JOB: Output all of the entries below precisely as written.

--- begin ---

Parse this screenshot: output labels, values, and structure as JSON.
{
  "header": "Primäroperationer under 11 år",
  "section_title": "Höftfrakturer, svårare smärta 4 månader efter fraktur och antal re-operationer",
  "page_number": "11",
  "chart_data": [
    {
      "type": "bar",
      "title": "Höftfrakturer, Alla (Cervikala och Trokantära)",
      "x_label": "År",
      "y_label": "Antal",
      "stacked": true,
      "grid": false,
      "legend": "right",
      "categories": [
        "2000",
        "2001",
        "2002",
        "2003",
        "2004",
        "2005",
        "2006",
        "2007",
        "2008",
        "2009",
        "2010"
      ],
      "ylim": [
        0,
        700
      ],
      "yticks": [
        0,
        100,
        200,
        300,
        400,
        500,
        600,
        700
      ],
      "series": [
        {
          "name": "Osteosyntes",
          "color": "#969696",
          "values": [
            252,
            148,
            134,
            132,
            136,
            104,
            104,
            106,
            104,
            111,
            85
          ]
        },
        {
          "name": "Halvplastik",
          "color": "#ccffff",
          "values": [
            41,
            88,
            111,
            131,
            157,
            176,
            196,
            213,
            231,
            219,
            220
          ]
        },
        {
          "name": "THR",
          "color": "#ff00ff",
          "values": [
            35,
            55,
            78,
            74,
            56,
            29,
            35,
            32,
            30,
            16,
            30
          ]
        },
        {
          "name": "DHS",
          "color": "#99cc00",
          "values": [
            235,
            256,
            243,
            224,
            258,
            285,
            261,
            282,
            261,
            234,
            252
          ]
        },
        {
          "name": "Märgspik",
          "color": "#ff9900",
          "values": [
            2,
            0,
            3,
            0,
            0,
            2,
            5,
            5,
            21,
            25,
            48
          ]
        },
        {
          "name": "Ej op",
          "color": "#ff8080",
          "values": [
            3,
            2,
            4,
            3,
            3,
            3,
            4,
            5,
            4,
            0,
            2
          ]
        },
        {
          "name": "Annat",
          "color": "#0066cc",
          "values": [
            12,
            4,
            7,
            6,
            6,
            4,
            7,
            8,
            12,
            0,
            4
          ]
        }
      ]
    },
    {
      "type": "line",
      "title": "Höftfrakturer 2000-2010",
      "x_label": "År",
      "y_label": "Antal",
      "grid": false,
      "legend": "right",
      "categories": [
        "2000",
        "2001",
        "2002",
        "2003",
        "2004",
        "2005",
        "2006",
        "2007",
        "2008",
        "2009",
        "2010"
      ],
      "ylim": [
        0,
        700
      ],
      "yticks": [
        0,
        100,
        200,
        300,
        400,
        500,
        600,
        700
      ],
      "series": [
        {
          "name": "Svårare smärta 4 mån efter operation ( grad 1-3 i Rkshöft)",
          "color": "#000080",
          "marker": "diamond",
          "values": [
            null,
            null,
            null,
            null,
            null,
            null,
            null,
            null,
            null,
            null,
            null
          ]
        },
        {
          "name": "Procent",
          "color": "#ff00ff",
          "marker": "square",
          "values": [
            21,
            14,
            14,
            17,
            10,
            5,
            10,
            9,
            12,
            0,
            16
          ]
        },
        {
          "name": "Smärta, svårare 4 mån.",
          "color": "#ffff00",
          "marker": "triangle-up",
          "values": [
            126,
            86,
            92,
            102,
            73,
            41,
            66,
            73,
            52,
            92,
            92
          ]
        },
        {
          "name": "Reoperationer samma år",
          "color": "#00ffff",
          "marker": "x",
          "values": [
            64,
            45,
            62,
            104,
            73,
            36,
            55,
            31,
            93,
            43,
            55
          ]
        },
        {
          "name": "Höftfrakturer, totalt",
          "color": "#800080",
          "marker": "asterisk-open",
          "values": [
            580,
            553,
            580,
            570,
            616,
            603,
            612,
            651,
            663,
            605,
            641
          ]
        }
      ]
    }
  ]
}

--- end ---

ANSWER TO THE EXERCISE:
Parse this screenshot: output labels, values, and structure as JSON.
{
  "header": "Primäroperationer under 11 år",
  "section_title": "Höftfrakturer, svårare smärta 4 månader efter fraktur och antal re-operationer",
  "page_number": "11",
  "chart_data": [
    {
      "type": "bar",
      "title": "Höftfrakturer, Alla (Cervikala och Trokantära)",
      "x_label": "År",
      "y_label": "Antal",
      "stacked": true,
      "grid": false,
      "legend": "right",
      "categories": [
        "2000",
        "2001",
        "2002",
        "2003",
        "2004",
        "2005",
        "2006",
        "2007",
        "2008",
        "2009",
        "2010"
      ],
      "ylim": [
        0,
        700
      ],
      "yticks": [
        0,
        100,
        200,
        300,
        400,
        500,
        600,
        700
      ],
      "series": [
        {
          "name": "Osteosyntes",
          "color": "#969696",
          "values": [
            252,
            148,
            134,
            132,
            136,
            104,
            104,
            106,
            104,
            111,
            85
          ]
        },
        {
          "name": "Halvplastik",
          "color": "#ccffff",
          "values": [
            41,
            88,
            111,
            131,
            157,
            176,
            196,
            213,
            231,
            219,
            220
          ]
        },
        {
          "name": "THR",
          "color": "#ff00ff",
          "values": [
            35,
            55,
            78,
            74,
            56,
            29,
            35,
            32,
            30,
            16,
            30
          ]
        },
        {
          "name": "DHS",
          "color": "#99cc00",
          "values": [
            235,
            256,
            243,
            224,
            258,
            285,
            261,
            282,
            261,
            234,
            252
          ]
        },
        {
          "name": "Märgspik",
          "color": "#ff9900",
          "values": [
            2,
            0,
            3,
            0,
            0,
            2,
            5,
            5,
            21,
            25,
            48
          ]
        },
        {
          "name": "Ej op",
          "color": "#ff8080",
          "values": [
            3,
            2,
            4,
            3,
            3,
            3,
            4,
            5,
            4,
            0,
            2
          ]
        },
        {
          "name": "Annat",
          "color": "#0066cc",
          "values": [
            12,
            4,
            7,
            6,
            6,
            4,
            7,
            8,
            12,
            0,
            4
          ]
        }
      ]
    },
    {
      "type": "line",
      "title": "Höftfrakturer 2000-2010",
      "x_label": "År",
      "y_label": "Antal",
      "grid": false,
      "legend": "right",
      "categories": [
        "2000",
        "2001",
        "2002",
        "2003",
        "2004",
        "2005",
        "2006",
        "2007",
        "2008",
        "2009",
        "2010"
      ],
      "ylim": [
        0,
        700
      ],
      "yticks": [
        0,
        100,
        200,
        300,
        400,
        500,
        600,
        700
      ],
      "series": [
        {
          "name": "Svårare smärta 4 mån efter operation ( grad 1-3 i Rkshöft)",
          "color": "#000080",
          "marker": "diamond",
          "values": [
            null,
            null,
            null,
            null,
            null,
            null,
            null,
            null,
            null,
            null,
            null
          ]
        },
        {
          "name": "Procent",
          "color": "#ff00ff",
          "marker": "square",
          "values": [
            21,
            14,
            14,
            17,
            10,
            5,
            10,
            9,
            12,
            0,
            16
          ]
        },
        {
          "name": "Smärta, svårare 4 mån.",
          "color": "#ffff00",
          "marker": "triangle-up",
          "values": [
            126,
            86,
            92,
            102,
            73,
            41,
            66,
            73,
            52,
            92,
            92
          ]
        },
        {
          "name": "Reoperationer samma år",
          "color": "#00ffff",
          "marker": "x",
          "values": [
            64,
            45,
            62,
            104,
            73,
            36,
            55,
            31,
            93,
            43,
            55
          ]
        },
        {
          "name": "Höftfrakturer, totalt",
          "color": "#800080",
          "marker": "asterisk-open",
          "values": [
            580,
            553,
            580,
            570,
            616,
            603,
            612,
            651,
            663,
            605,
            641
          ]
        }
      ]
    }
  ]
}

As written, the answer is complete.